* Source text *
+ + + +

When the engagement at Wahlstadt began, the Europeans were disconcerted because the enemy moved without battle cries or trumpets; all signals were transmitted visually, by pennant and standard. Curiously, even though the Mongols’ overall discipline was greater than that of the knights, their formations were looser in appearance, making it difficult for the Europeans to accurately gauge their numbers.

The first of Duke Henry’s divisions, that under Boleslav, charged into the Tartar ranks to begin the usual hand-to-hand combat, but the more lightly armed Mongols on their agile ponies easily surrounded them and showered them with arrows. Finding that they could not get any support from the other formations, Boleslav’s men broke off their attack and fled back to the Polish line.

A second charge by the second and third divisions was mounted under Sulislav and Meshko of Opole. Unlike the first, this assault seemed successful–the Mongols broke into what appeared to be a disorderly retreat. Encouraged, the knights pressed on their attack, eager to meet the Tartars with lance and broadsword. Their Asiatic adversaries continued to flee before them, evidently unable to face the charge of the heavy horsemen.

Then, an odd thing happened. A single rider from the Tartar lines rushed about the Polish lines shouting Byegaycze! Byegaycze! or Run! Run! in Polish. The Polish chronicle is uncertain whether the man was a Tartar or one of the conquered Russians pressed into their service. Meshko did not take the outburst for a trick and began to retire from the battlefield with his knights. Seeing Meshko’s retreat, Henry led his fourth battle group into the Mongol lines and once again engaged in close combat. After a fierce fight, the Mongols again began to flee. Their yak-tailed standard with the crossed shoulder blades of a sheep fixed to it was seen to pull back–its bearer had joined the retreat, and the Polish knights pressed ahead.

Things were not as they seemed to the European knights, however; they had fallen victim to one of the oldest tricks in the Mongols’ book–the feigned retreat. The riders of the steppes, unlike the knights, had been taught to retreat as a tactical move, and in so doing, they drew the knights away from their infantry. Once that was accomplished, the Mongols swept to either side of the knights, who had strung out and lost their own measure of order, and showered them with arrows. Other Mongols had lain in ambush, prepared to meet the knights as they fell into the trap. Whenever the Mongols found that the knights’ armor afforded effective protection against their arrows, they simply shot their horses. The dismounted knights were then easy prey for the Mongol heavy cavalrymen, who ran them down with lance or saber with little danger to themselves. The Knights Templar made a determined stand, only to be killed to a man.

+ + + +

* Complete the following *
1/ In the account of the battle at Wahlstadt, what did a single rider from the Tartar lines shout in Polish?
2/ In the rows, transcribe the part that opens with the line containing "Find all labels, buttons, inputs, and" and closes with the line containing "dot-max <box>846 598 855 607</box>", both ends included. Leave the pictures out.
The battle account and the rows that follow it are unrelated to each other.

* Given records *

+ + + +

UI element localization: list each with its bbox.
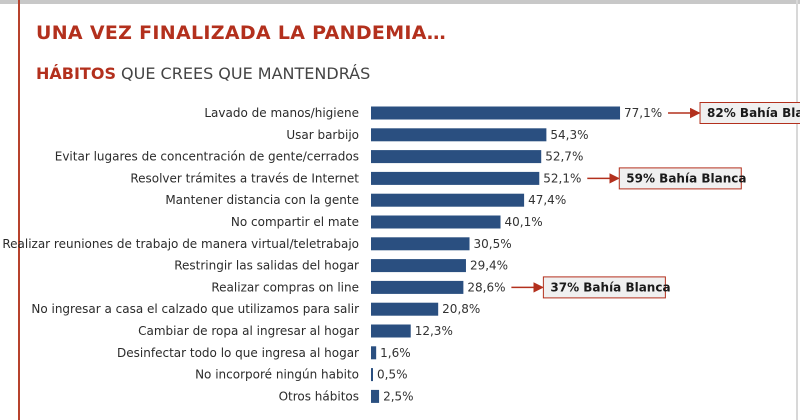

+ + + +

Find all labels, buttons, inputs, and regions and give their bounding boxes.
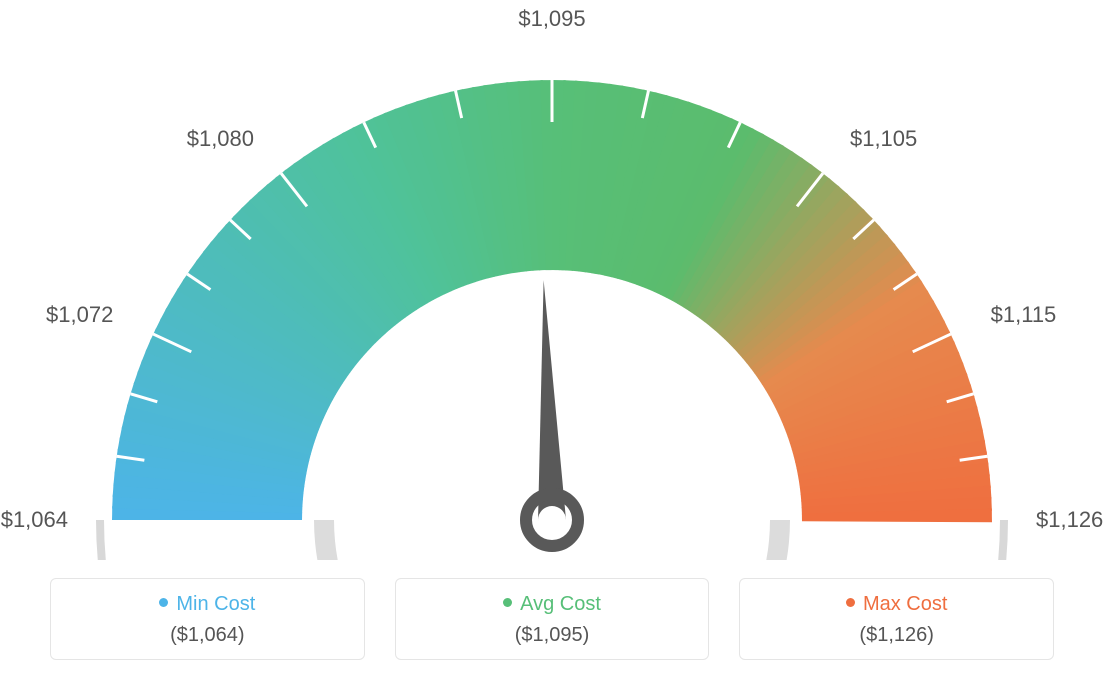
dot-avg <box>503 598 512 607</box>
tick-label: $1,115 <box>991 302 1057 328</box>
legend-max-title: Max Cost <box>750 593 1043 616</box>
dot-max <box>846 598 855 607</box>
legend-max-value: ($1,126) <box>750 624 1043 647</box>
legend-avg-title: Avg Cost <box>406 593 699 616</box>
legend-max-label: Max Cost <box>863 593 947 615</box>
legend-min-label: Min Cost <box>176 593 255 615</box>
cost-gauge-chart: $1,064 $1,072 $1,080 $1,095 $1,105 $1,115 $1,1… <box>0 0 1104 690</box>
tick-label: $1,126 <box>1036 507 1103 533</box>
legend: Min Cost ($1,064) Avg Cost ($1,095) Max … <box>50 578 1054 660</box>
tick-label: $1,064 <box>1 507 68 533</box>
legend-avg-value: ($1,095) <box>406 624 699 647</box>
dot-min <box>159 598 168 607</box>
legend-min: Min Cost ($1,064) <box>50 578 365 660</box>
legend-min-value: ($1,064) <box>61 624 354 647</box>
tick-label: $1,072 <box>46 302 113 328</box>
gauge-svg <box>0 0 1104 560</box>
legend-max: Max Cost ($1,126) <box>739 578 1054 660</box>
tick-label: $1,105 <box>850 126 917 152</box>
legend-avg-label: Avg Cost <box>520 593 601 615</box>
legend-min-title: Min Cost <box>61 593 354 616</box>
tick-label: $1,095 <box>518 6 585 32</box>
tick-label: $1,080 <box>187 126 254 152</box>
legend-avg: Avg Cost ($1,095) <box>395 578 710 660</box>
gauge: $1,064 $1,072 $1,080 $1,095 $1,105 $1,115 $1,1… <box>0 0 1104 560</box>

+ + + +

* Answers to each task *
1/ He shouted "Byegaycze! Byegaycze!", which means "Run! Run!"

2/
Find all labels, buttons, inputs, and regions and give their bounding boxes.
dot-avg <box>503 598 512 607</box>
tick-label: $1,115 <box>991 302 1057 328</box>
legend-max-title: Max Cost <box>750 593 1043 616</box>
dot-max <box>846 598 855 607</box>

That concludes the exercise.